A word-for-word restatement of all the records is the required answer.

*** The records

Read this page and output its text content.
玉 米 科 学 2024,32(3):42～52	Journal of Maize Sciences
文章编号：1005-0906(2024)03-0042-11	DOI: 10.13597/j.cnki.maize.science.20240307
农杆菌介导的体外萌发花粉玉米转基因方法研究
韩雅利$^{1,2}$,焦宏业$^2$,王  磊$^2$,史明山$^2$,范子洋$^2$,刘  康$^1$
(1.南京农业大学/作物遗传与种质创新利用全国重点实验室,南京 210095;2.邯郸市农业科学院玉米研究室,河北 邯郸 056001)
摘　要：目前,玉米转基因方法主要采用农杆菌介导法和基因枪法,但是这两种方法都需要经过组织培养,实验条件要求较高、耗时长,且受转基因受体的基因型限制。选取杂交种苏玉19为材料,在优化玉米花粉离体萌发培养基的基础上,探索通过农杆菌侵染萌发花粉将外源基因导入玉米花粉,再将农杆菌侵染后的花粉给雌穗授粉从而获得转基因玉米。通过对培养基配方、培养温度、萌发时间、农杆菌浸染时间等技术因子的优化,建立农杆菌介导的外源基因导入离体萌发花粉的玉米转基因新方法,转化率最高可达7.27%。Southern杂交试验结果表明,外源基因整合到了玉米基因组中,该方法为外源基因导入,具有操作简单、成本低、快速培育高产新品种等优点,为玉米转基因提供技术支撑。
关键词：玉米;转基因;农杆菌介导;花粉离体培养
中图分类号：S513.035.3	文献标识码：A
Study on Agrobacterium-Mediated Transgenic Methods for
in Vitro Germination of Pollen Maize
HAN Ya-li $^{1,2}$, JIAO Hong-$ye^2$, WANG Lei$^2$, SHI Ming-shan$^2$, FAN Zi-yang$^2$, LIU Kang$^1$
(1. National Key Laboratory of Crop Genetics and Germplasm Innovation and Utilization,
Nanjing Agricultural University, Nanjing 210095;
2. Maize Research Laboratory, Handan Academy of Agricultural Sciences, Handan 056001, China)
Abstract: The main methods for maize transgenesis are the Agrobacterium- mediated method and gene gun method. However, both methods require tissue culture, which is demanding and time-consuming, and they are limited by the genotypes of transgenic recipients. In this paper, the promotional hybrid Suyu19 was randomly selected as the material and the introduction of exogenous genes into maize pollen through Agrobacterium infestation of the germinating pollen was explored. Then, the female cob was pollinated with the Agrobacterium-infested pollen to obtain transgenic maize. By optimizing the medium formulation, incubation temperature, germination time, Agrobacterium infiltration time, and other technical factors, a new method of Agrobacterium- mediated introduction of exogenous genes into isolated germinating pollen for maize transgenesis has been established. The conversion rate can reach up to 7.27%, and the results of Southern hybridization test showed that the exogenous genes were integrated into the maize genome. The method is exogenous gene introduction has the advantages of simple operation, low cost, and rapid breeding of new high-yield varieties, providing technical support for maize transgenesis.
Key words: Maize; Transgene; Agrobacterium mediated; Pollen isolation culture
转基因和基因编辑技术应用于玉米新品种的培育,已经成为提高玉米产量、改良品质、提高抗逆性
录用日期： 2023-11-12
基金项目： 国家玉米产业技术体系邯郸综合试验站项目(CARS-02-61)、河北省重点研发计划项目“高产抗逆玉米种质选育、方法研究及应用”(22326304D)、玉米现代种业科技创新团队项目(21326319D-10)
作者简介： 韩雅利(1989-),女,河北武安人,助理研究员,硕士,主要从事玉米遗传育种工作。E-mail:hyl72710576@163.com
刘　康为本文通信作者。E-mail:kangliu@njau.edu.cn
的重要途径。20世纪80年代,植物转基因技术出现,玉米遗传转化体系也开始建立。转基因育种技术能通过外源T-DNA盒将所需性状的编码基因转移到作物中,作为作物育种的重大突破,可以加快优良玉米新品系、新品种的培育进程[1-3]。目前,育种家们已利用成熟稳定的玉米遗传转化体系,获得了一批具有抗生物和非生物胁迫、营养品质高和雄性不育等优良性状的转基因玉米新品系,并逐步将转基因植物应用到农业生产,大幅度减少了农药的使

******

> Task solution:
Read this page and output its text content.
玉 米 科 学 2024,32(3):42～52	Journal of Maize Sciences
文章编号：1005-0906(2024)03-0042-11	DOI: 10.13597/j.cnki.maize.science.20240307
农杆菌介导的体外萌发花粉玉米转基因方法研究
韩雅利$^{1,2}$,焦宏业$^2$,王  磊$^2$,史明山$^2$,范子洋$^2$,刘  康$^1$
(1.南京农业大学/作物遗传与种质创新利用全国重点实验室,南京 210095;2.邯郸市农业科学院玉米研究室,河北 邯郸 056001)
摘　要：目前,玉米转基因方法主要采用农杆菌介导法和基因枪法,但是这两种方法都需要经过组织培养,实验条件要求较高、耗时长,且受转基因受体的基因型限制。选取杂交种苏玉19为材料,在优化玉米花粉离体萌发培养基的基础上,探索通过农杆菌侵染萌发花粉将外源基因导入玉米花粉,再将农杆菌侵染后的花粉给雌穗授粉从而获得转基因玉米。通过对培养基配方、培养温度、萌发时间、农杆菌浸染时间等技术因子的优化,建立农杆菌介导的外源基因导入离体萌发花粉的玉米转基因新方法,转化率最高可达7.27%。Southern杂交试验结果表明,外源基因整合到了玉米基因组中,该方法为外源基因导入,具有操作简单、成本低、快速培育高产新品种等优点,为玉米转基因提供技术支撑。
关键词：玉米;转基因;农杆菌介导;花粉离体培养
中图分类号：S513.035.3	文献标识码：A
Study on Agrobacterium-Mediated Transgenic Methods for
in Vitro Germination of Pollen Maize
HAN Ya-li $^{1,2}$, JIAO Hong-$ye^2$, WANG Lei$^2$, SHI Ming-shan$^2$, FAN Zi-yang$^2$, LIU Kang$^1$
(1. National Key Laboratory of Crop Genetics and Germplasm Innovation and Utilization,
Nanjing Agricultural University, Nanjing 210095;
2. Maize Research Laboratory, Handan Academy of Agricultural Sciences, Handan 056001, China)
Abstract: The main methods for maize transgenesis are the Agrobacterium- mediated method and gene gun method. However, both methods require tissue culture, which is demanding and time-consuming, and they are limited by the genotypes of transgenic recipients. In this paper, the promotional hybrid Suyu19 was randomly selected as the material and the introduction of exogenous genes into maize pollen through Agrobacterium infestation of the germinating pollen was explored. Then, the female cob was pollinated with the Agrobacterium-infested pollen to obtain transgenic maize. By optimizing the medium formulation, incubation temperature, germination time, Agrobacterium infiltration time, and other technical factors, a new method of Agrobacterium- mediated introduction of exogenous genes into isolated germinating pollen for maize transgenesis has been established. The conversion rate can reach up to 7.27%, and the results of Southern hybridization test showed that the exogenous genes were integrated into the maize genome. The method is exogenous gene introduction has the advantages of simple operation, low cost, and rapid breeding of new high-yield varieties, providing technical support for maize transgenesis.
Key words: Maize; Transgene; Agrobacterium mediated; Pollen isolation culture
转基因和基因编辑技术应用于玉米新品种的培育,已经成为提高玉米产量、改良品质、提高抗逆性
录用日期： 2023-11-12
基金项目： 国家玉米产业技术体系邯郸综合试验站项目(CARS-02-61)、河北省重点研发计划项目“高产抗逆玉米种质选育、方法研究及应用”(22326304D)、玉米现代种业科技创新团队项目(21326319D-10)
作者简介： 韩雅利(1989-),女,河北武安人,助理研究员,硕士,主要从事玉米遗传育种工作。E-mail:hyl72710576@163.com
刘　康为本文通信作者。E-mail:kangliu@njau.edu.cn
的重要途径。20世纪80年代,植物转基因技术出现,玉米遗传转化体系也开始建立。转基因育种技术能通过外源T-DNA盒将所需性状的编码基因转移到作物中,作为作物育种的重大突破,可以加快优良玉米新品系、新品种的培育进程[1-3]。目前,育种家们已利用成熟稳定的玉米遗传转化体系,获得了一批具有抗生物和非生物胁迫、营养品质高和雄性不育等优良性状的转基因玉米新品系,并逐步将转基因植物应用到农业生产,大幅度减少了农药的使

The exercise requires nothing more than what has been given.